++++ Records for this task ++++

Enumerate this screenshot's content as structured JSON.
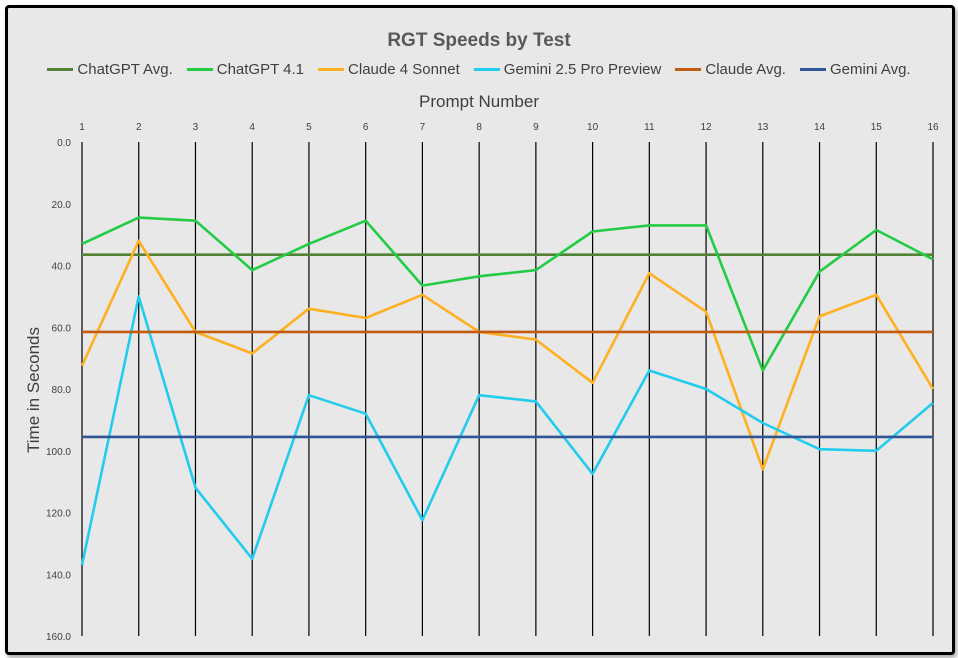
{
  "chart_data": {
    "type": "line",
    "title": "RGT Speeds by Test",
    "xlabel": "Prompt Number",
    "ylabel": "Time in Seconds",
    "x": [
      1,
      2,
      3,
      4,
      5,
      6,
      7,
      8,
      9,
      10,
      11,
      12,
      13,
      14,
      15,
      16
    ],
    "ylim": [
      0,
      160
    ],
    "y_inverted": true,
    "y_ticks": [
      "0.0",
      "20.0",
      "40.0",
      "60.0",
      "80.0",
      "100.0",
      "120.0",
      "140.0",
      "160.0"
    ],
    "x_axis_position": "top",
    "vertical_gridlines": true,
    "legend_position": "top",
    "series": [
      {
        "name": "ChatGPT Avg.",
        "color": "#548235",
        "values": [
          36.5,
          36.5,
          36.5,
          36.5,
          36.5,
          36.5,
          36.5,
          36.5,
          36.5,
          36.5,
          36.5,
          36.5,
          36.5,
          36.5,
          36.5,
          36.5
        ]
      },
      {
        "name": "ChatGPT 4.1",
        "color": "#22cc44",
        "values": [
          33,
          24.5,
          25.5,
          41.5,
          33,
          25.5,
          46.5,
          43.5,
          41.5,
          29,
          27,
          27,
          74,
          42,
          28.5,
          38
        ]
      },
      {
        "name": "Claude 4 Sonnet",
        "color": "#ffb020",
        "values": [
          72.5,
          32,
          61.5,
          68.5,
          54,
          57,
          49.5,
          61.5,
          64,
          78,
          42.5,
          55,
          106,
          56.5,
          49.5,
          80
        ]
      },
      {
        "name": "Gemini 2.5 Pro Preview",
        "color": "#22ccee",
        "values": [
          137,
          50,
          112,
          135,
          82,
          88,
          122.5,
          82,
          84,
          107.5,
          74,
          80,
          91,
          99.5,
          100,
          84.5
        ]
      },
      {
        "name": "Claude Avg.",
        "color": "#c55a11",
        "values": [
          61.5,
          61.5,
          61.5,
          61.5,
          61.5,
          61.5,
          61.5,
          61.5,
          61.5,
          61.5,
          61.5,
          61.5,
          61.5,
          61.5,
          61.5,
          61.5
        ]
      },
      {
        "name": "Gemini Avg.",
        "color": "#2f5597",
        "values": [
          95.5,
          95.5,
          95.5,
          95.5,
          95.5,
          95.5,
          95.5,
          95.5,
          95.5,
          95.5,
          95.5,
          95.5,
          95.5,
          95.5,
          95.5,
          95.5
        ]
      }
    ]
  }
}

++++

▶ **Objective**
Scan the listing above and identify each line holding the string "color"; copy every such line.

▶ **Reply**
        "color": "#548235",
        "color": "#22cc44",
        "color": "#ffb020",
        "color": "#22ccee",
        "color": "#c55a11",
        "color": "#2f5597",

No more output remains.